▶ _Entries provided_:
## start

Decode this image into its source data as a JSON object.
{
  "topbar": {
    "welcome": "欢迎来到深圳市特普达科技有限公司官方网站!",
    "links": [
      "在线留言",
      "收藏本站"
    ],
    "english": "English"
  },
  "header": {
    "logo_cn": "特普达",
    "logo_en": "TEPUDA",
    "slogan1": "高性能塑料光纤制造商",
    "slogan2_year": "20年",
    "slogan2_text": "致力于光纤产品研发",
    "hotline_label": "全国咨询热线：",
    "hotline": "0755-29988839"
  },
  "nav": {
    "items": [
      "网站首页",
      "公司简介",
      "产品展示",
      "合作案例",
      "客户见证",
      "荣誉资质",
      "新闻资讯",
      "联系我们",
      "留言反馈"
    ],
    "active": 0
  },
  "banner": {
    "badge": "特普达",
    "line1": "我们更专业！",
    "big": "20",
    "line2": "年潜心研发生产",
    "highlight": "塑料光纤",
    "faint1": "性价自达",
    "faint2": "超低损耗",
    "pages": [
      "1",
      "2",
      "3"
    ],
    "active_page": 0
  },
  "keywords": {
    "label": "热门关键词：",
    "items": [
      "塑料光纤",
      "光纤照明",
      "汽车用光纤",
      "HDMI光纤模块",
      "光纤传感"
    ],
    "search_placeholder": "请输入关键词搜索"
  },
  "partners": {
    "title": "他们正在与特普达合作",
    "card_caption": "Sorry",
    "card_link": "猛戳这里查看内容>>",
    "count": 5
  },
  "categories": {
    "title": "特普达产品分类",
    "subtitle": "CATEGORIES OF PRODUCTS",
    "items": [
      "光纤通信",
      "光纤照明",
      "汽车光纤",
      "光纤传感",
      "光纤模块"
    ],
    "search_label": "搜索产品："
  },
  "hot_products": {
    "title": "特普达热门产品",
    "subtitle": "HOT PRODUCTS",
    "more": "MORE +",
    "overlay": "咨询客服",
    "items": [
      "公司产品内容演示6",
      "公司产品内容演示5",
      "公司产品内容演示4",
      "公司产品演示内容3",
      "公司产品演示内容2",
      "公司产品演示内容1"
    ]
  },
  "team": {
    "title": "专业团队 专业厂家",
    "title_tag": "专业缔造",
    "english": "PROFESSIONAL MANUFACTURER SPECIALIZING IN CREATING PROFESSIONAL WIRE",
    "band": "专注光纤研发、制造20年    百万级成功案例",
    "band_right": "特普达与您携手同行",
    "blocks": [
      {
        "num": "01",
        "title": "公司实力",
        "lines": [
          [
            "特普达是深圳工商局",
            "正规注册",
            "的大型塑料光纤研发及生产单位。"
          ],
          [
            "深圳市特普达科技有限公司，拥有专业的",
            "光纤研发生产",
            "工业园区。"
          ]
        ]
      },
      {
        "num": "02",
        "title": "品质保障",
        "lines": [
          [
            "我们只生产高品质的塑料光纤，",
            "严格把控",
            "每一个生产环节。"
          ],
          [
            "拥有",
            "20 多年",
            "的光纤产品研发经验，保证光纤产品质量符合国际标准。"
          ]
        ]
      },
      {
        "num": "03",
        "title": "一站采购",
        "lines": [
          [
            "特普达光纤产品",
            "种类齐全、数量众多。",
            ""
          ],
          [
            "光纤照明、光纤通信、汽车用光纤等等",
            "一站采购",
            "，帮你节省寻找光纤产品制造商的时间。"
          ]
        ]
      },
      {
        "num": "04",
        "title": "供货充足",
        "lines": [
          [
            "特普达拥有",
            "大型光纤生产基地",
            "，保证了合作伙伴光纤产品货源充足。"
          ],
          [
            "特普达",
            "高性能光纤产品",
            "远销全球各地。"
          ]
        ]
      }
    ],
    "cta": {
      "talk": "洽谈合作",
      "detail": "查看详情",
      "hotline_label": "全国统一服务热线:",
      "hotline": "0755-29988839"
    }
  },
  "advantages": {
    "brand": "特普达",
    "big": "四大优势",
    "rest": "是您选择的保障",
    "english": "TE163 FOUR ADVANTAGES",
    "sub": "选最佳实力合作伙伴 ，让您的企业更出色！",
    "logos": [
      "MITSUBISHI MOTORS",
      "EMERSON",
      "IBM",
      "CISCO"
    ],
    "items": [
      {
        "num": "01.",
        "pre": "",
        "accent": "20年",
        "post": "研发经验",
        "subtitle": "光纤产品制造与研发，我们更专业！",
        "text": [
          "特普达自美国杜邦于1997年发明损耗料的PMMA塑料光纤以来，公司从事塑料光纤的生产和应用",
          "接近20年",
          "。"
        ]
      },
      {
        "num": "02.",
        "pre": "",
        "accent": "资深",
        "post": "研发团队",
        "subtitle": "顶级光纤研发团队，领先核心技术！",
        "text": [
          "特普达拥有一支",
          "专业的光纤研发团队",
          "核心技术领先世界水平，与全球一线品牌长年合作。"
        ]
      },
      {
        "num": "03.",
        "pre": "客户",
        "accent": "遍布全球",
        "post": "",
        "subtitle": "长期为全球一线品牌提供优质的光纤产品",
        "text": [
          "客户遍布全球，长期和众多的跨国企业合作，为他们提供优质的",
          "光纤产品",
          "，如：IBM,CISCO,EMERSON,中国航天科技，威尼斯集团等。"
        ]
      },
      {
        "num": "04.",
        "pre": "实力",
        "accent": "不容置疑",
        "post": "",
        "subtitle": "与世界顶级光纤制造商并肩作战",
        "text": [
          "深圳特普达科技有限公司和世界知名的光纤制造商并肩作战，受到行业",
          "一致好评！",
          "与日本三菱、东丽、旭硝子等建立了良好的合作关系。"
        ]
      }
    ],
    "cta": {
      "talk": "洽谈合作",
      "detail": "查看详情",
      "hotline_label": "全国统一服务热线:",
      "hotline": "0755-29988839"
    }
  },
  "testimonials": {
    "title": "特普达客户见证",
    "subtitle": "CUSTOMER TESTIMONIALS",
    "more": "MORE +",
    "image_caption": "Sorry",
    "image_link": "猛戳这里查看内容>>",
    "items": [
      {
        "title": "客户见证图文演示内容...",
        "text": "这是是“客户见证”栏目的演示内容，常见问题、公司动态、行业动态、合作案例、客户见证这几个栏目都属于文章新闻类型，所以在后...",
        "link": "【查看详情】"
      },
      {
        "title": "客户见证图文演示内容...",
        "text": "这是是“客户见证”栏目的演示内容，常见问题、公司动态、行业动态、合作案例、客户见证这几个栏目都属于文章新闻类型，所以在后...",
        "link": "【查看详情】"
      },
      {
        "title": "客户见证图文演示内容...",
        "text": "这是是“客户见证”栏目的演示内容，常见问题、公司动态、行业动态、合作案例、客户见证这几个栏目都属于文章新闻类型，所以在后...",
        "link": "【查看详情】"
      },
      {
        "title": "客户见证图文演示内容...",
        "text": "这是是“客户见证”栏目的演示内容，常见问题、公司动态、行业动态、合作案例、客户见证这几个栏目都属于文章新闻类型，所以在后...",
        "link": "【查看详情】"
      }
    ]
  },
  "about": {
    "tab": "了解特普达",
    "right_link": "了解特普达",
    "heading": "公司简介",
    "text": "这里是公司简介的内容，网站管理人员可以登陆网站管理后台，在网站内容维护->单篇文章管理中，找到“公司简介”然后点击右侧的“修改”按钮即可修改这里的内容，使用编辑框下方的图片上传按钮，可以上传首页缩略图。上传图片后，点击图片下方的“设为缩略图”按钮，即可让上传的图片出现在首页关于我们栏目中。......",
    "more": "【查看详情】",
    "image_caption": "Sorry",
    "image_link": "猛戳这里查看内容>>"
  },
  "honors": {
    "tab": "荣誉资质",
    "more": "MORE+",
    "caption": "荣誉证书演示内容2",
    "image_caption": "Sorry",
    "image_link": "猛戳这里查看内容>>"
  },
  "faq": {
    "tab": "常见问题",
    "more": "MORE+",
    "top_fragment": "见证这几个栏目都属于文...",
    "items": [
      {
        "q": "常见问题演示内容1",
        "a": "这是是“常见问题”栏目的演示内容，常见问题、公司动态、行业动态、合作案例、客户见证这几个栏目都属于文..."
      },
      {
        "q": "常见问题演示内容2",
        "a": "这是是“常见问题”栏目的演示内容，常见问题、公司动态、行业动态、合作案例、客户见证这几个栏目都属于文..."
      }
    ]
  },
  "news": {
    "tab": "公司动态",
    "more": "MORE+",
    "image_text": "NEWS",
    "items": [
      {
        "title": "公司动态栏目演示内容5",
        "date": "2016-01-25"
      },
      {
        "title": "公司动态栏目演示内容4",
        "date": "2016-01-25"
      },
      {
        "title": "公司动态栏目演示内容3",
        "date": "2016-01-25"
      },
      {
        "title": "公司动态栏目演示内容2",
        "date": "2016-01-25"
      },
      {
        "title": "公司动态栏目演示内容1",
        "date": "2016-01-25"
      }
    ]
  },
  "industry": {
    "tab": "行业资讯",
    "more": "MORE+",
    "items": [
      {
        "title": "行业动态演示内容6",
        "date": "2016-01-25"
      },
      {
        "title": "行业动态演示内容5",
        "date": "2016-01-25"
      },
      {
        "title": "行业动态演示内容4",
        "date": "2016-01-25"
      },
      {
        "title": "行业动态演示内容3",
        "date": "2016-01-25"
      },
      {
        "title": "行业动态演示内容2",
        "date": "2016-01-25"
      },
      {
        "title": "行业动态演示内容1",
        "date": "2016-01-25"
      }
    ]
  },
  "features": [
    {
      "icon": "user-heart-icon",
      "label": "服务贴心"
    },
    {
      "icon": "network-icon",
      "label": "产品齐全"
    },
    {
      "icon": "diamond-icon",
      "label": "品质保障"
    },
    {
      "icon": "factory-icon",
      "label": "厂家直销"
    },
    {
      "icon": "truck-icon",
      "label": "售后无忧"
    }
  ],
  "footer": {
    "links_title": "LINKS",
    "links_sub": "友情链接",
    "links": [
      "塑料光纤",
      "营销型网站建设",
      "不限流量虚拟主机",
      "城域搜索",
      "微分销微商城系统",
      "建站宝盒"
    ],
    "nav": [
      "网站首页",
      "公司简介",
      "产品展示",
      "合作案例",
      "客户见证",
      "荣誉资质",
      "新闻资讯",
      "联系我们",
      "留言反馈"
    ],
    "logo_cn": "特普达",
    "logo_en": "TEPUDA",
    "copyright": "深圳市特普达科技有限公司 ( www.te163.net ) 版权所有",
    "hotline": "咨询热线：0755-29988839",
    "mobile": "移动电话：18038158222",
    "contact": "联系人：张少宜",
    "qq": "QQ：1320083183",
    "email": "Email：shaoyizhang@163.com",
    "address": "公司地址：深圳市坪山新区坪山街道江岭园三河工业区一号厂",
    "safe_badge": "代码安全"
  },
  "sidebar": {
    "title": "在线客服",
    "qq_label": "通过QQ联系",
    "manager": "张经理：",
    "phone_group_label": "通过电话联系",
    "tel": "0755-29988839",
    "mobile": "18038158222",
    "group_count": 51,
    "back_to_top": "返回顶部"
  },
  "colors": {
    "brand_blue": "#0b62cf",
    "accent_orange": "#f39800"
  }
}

## end

▶ _Written exercise_: Collect each line holding the string "icon".

▶ _Finished answer_:
      "icon": "user-heart-icon",
      "icon": "network-icon",
      "icon": "diamond-icon",
      "icon": "factory-icon",
      "icon": "truck-icon",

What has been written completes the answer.